Entries with figure data
- - - - -
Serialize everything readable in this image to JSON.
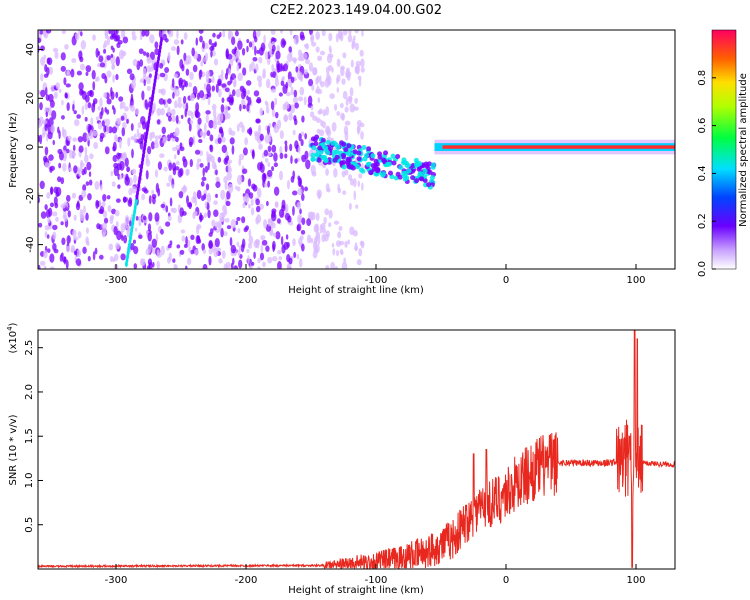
{
  "title": "C2E2.2023.149.04.00.G02",
  "colors": {
    "line": "#e8281e",
    "spectro_low": "#d9b8ff",
    "spectro_mid": "#7a00ff",
    "spectro_cyan": "#00e6e6",
    "spectro_red": "#ff2a2a"
  },
  "chart_data": [
    {
      "type": "heatmap",
      "xlabel": "Height of straight line (km)",
      "ylabel": "Frequency (Hz)",
      "xlim": [
        -360,
        130
      ],
      "ylim": [
        -50,
        48
      ],
      "xticks": [
        -300,
        -200,
        -100,
        0,
        100
      ],
      "yticks": [
        -40,
        -20,
        0,
        20,
        40
      ],
      "colorbar": {
        "label": "Normalized spectral amplitude",
        "range": [
          0,
          1
        ],
        "ticks": [
          0.0,
          0.2,
          0.4,
          0.6,
          0.8
        ],
        "tick_labels": [
          "0.0",
          "0.2",
          "0.4",
          "0.6",
          "0.8"
        ]
      },
      "features": [
        {
          "name": "sweep",
          "x_range": [
            -292,
            -265
          ],
          "y_range": [
            -48,
            44
          ]
        },
        {
          "name": "band",
          "x_range": [
            -150,
            -55
          ],
          "y_center": 0,
          "amplitude": 0.35
        },
        {
          "name": "carrier",
          "x_range": [
            -55,
            130
          ],
          "y_center": 0,
          "amplitude": 0.9
        }
      ]
    },
    {
      "type": "line",
      "xlabel": "Height of straight line (km)",
      "ylabel": "SNR (10 * v/v)",
      "yscale_label": "(x10^4)",
      "xlim": [
        -360,
        130
      ],
      "ylim": [
        0,
        2.7
      ],
      "xticks": [
        -300,
        -200,
        -100,
        0,
        100
      ],
      "yticks": [
        0.5,
        1.0,
        1.5,
        2.0,
        2.5
      ],
      "ytick_labels": [
        "0.5",
        "1.0",
        "1.5",
        "2.0",
        "2.5"
      ],
      "series": [
        {
          "anchors_x": [
            -360,
            -140,
            -120,
            -100,
            -80,
            -60,
            -40,
            -30,
            -20,
            -10,
            0,
            10,
            20,
            30,
            40,
            60,
            80,
            90,
            95,
            100,
            105,
            115,
            130
          ],
          "anchors_y": [
            0.03,
            0.04,
            0.06,
            0.08,
            0.12,
            0.2,
            0.35,
            0.55,
            0.7,
            0.75,
            0.85,
            1.0,
            1.1,
            1.18,
            1.2,
            1.2,
            1.2,
            1.22,
            1.25,
            1.2,
            1.2,
            1.19,
            1.18
          ],
          "spikes": [
            {
              "x": -25,
              "y": 1.3
            },
            {
              "x": -15,
              "y": 1.35
            },
            {
              "x": 95,
              "y": 1.5
            },
            {
              "x": 99,
              "y": 2.7
            },
            {
              "x": 101,
              "y": 2.6
            },
            {
              "x": 97,
              "y": 0.02
            }
          ]
        }
      ]
    }
  ]
}
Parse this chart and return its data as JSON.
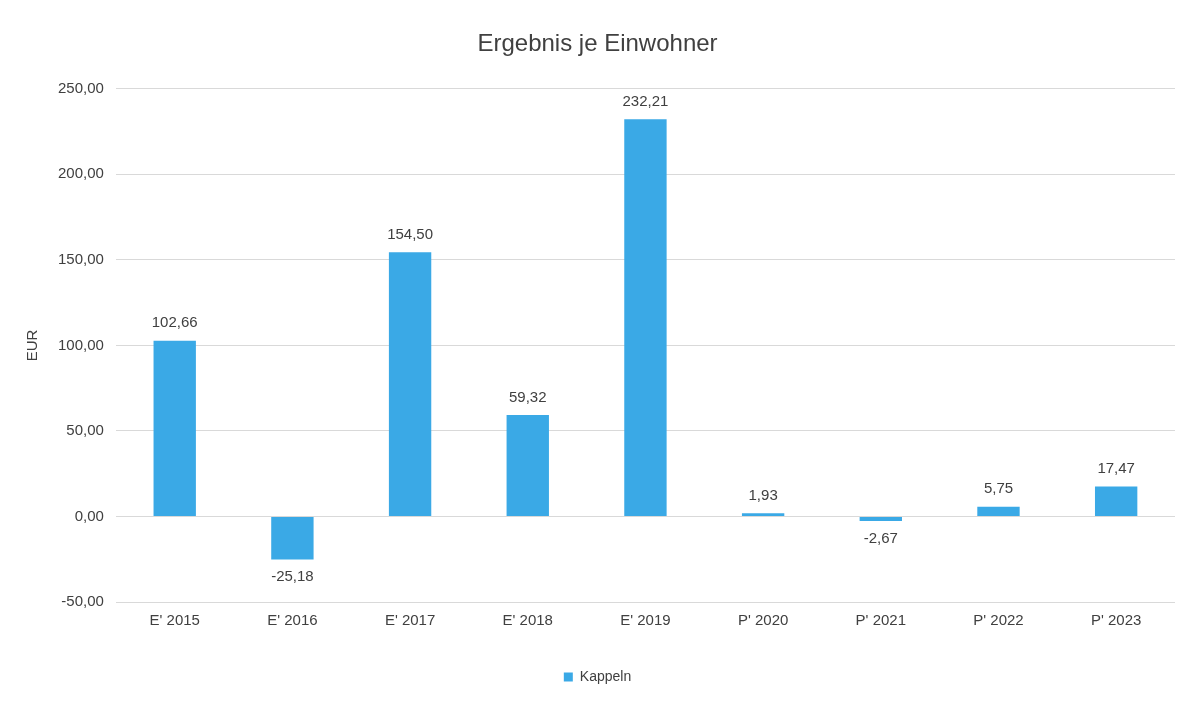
{
  "chart_data": {
    "type": "bar",
    "title": "Ergebnis je Einwohner",
    "ylabel": "EUR",
    "categories": [
      "E' 2015",
      "E' 2016",
      "E' 2017",
      "E' 2018",
      "E' 2019",
      "P' 2020",
      "P' 2021",
      "P' 2022",
      "P' 2023"
    ],
    "series": [
      {
        "name": "Kappeln",
        "color": "#3aa9e6",
        "values": [
          102.66,
          -25.18,
          154.5,
          59.32,
          232.21,
          1.93,
          -2.67,
          5.75,
          17.47
        ],
        "value_labels": [
          "102,66",
          "-25,18",
          "154,50",
          "59,32",
          "232,21",
          "1,93",
          "-2,67",
          "5,75",
          "17,47"
        ]
      }
    ],
    "ylim": [
      -50,
      250
    ],
    "yticks": [
      {
        "value": -50,
        "label": "-50,00"
      },
      {
        "value": 0,
        "label": "0,00"
      },
      {
        "value": 50,
        "label": "50,00"
      },
      {
        "value": 100,
        "label": "100,00"
      },
      {
        "value": 150,
        "label": "150,00"
      },
      {
        "value": 200,
        "label": "200,00"
      },
      {
        "value": 250,
        "label": "250,00"
      }
    ],
    "grid": "y",
    "legend": "bottom"
  }
}
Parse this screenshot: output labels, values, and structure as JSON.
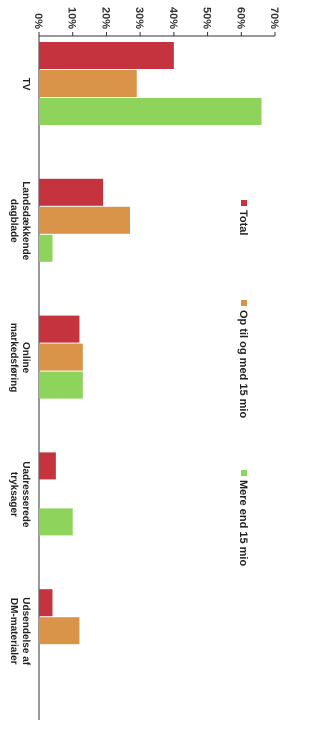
{
  "chart_data": {
    "type": "bar",
    "orientation": "horizontal",
    "rotated_view": "90deg-clockwise",
    "categories": [
      "TV",
      "Landsdækkende dagblade",
      "Online markedsføring",
      "Uadresserede tryksager",
      "Udsendelse af DM-materialer"
    ],
    "series": [
      {
        "name": "Total",
        "color": "#c4333e",
        "values": [
          40,
          19,
          12,
          5,
          4
        ]
      },
      {
        "name": "Op til og med 15 mio",
        "color": "#d9944a",
        "values": [
          29,
          27,
          13,
          0,
          12
        ]
      },
      {
        "name": "Mere end 15 mio",
        "color": "#8ed35c",
        "values": [
          66,
          4,
          13,
          10,
          0
        ]
      }
    ],
    "axis_ticks": [
      "0%",
      "10%",
      "20%",
      "30%",
      "40%",
      "50%",
      "60%",
      "70%"
    ],
    "xlim": [
      0,
      70
    ],
    "grid": false,
    "legend_position": "right"
  }
}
- - - - -
● SHORT EXERCISE
Copy the records exactly. Skip the pictures.

● OUTPUT FOR THIS EXERCISE
Serialize everything readable in this image to JSON.
{
  "title": "C2E2.2023.149.04.00.G02",
  "colors": {
    "line": "#e8281e",
    "spectro_low": "#d9b8ff",
    "spectro_mid": "#7a00ff",
    "spectro_cyan": "#00e6e6",
    "spectro_red": "#ff2a2a"
  },
  "chart_data": [
    {
      "type": "heatmap",
      "xlabel": "Height of straight line (km)",
      "ylabel": "Frequency (Hz)",
      "xlim": [
        -360,
        130
      ],
      "ylim": [
        -50,
        48
      ],
      "xticks": [
        -300,
        -200,
        -100,
        0,
        100
      ],
      "yticks": [
        -40,
        -20,
        0,
        20,
        40
      ],
      "colorbar": {
        "label": "Normalized spectral amplitude",
        "range": [
          0,
          1
        ],
        "ticks": [
          0.0,
          0.2,
          0.4,
          0.6,
          0.8
        ],
        "tick_labels": [
          "0.0",
          "0.2",
          "0.4",
          "0.6",
          "0.8"
        ]
      },
      "features": [
        {
          "name": "sweep",
          "x_range": [
            -292,
            -265
          ],
          "y_range": [
            -48,
            44
          ]
        },
        {
          "name": "band",
          "x_range": [
            -150,
            -55
          ],
          "y_center": 0,
          "amplitude": 0.35
        },
        {
          "name": "carrier",
          "x_range": [
            -55,
            130
          ],
          "y_center": 0,
          "amplitude": 0.9
        }
      ]
    },
    {
      "type": "line",
      "xlabel": "Height of straight line (km)",
      "ylabel": "SNR (10 * v/v)",
      "yscale_label": "(x10^4)",
      "xlim": [
        -360,
        130
      ],
      "ylim": [
        0,
        2.7
      ],
      "xticks": [
        -300,
        -200,
        -100,
        0,
        100
      ],
      "yticks": [
        0.5,
        1.0,
        1.5,
        2.0,
        2.5
      ],
      "ytick_labels": [
        "0.5",
        "1.0",
        "1.5",
        "2.0",
        "2.5"
      ],
      "series": [
        {
          "anchors_x": [
            -360,
            -140,
            -120,
            -100,
            -80,
            -60,
            -40,
            -30,
            -20,
            -10,
            0,
            10,
            20,
            30,
            40,
            60,
            80,
            90,
            95,
            100,
            105,
            115,
            130
          ],
          "anchors_y": [
            0.03,
            0.04,
            0.06,
            0.08,
            0.12,
            0.2,
            0.35,
            0.55,
            0.7,
            0.75,
            0.85,
            1.0,
            1.1,
            1.18,
            1.2,
            1.2,
            1.2,
            1.22,
            1.25,
            1.2,
            1.2,
            1.19,
            1.18
          ],
          "spikes": [
            {
              "x": -25,
              "y": 1.3
            },
            {
              "x": -15,
              "y": 1.35
            },
            {
              "x": 95,
              "y": 1.5
            },
            {
              "x": 99,
              "y": 2.7
            },
            {
              "x": 101,
              "y": 2.6
            },
            {
              "x": 97,
              "y": 0.02
            }
          ]
        }
      ]
    }
  ]
}
Parse this chart and return its data as JSON.
{
  "chart_data": {
    "type": "bar",
    "title": "Ergebnis je Einwohner",
    "ylabel": "EUR",
    "categories": [
      "E' 2015",
      "E' 2016",
      "E' 2017",
      "E' 2018",
      "E' 2019",
      "P' 2020",
      "P' 2021",
      "P' 2022",
      "P' 2023"
    ],
    "series": [
      {
        "name": "Kappeln",
        "color": "#3aa9e6",
        "values": [
          102.66,
          -25.18,
          154.5,
          59.32,
          232.21,
          1.93,
          -2.67,
          5.75,
          17.47
        ],
        "value_labels": [
          "102,66",
          "-25,18",
          "154,50",
          "59,32",
          "232,21",
          "1,93",
          "-2,67",
          "5,75",
          "17,47"
        ]
      }
    ],
    "ylim": [
      -50,
      250
    ],
    "yticks": [
      {
        "value": -50,
        "label": "-50,00"
      },
      {
        "value": 0,
        "label": "0,00"
      },
      {
        "value": 50,
        "label": "50,00"
      },
      {
        "value": 100,
        "label": "100,00"
      },
      {
        "value": 150,
        "label": "150,00"
      },
      {
        "value": 200,
        "label": "200,00"
      },
      {
        "value": 250,
        "label": "250,00"
      }
    ],
    "grid": "y",
    "legend": "bottom"
  }
}
Parse this screenshot: output labels, values, and structure as JSON.
{
  "chart_data": {
    "type": "bar",
    "orientation": "horizontal",
    "rotated_view": "90deg-clockwise",
    "categories": [
      "TV",
      "Landsdækkende dagblade",
      "Online markedsføring",
      "Uadresserede tryksager",
      "Udsendelse af DM-materialer"
    ],
    "series": [
      {
        "name": "Total",
        "color": "#c4333e",
        "values": [
          40,
          19,
          12,
          5,
          4
        ]
      },
      {
        "name": "Op til og med 15 mio",
        "color": "#d9944a",
        "values": [
          29,
          27,
          13,
          0,
          12
        ]
      },
      {
        "name": "Mere end 15 mio",
        "color": "#8ed35c",
        "values": [
          66,
          4,
          13,
          10,
          0
        ]
      }
    ],
    "axis_ticks": [
      "0%",
      "10%",
      "20%",
      "30%",
      "40%",
      "50%",
      "60%",
      "70%"
    ],
    "xlim": [
      0,
      70
    ],
    "grid": false,
    "legend_position": "right"
  }
}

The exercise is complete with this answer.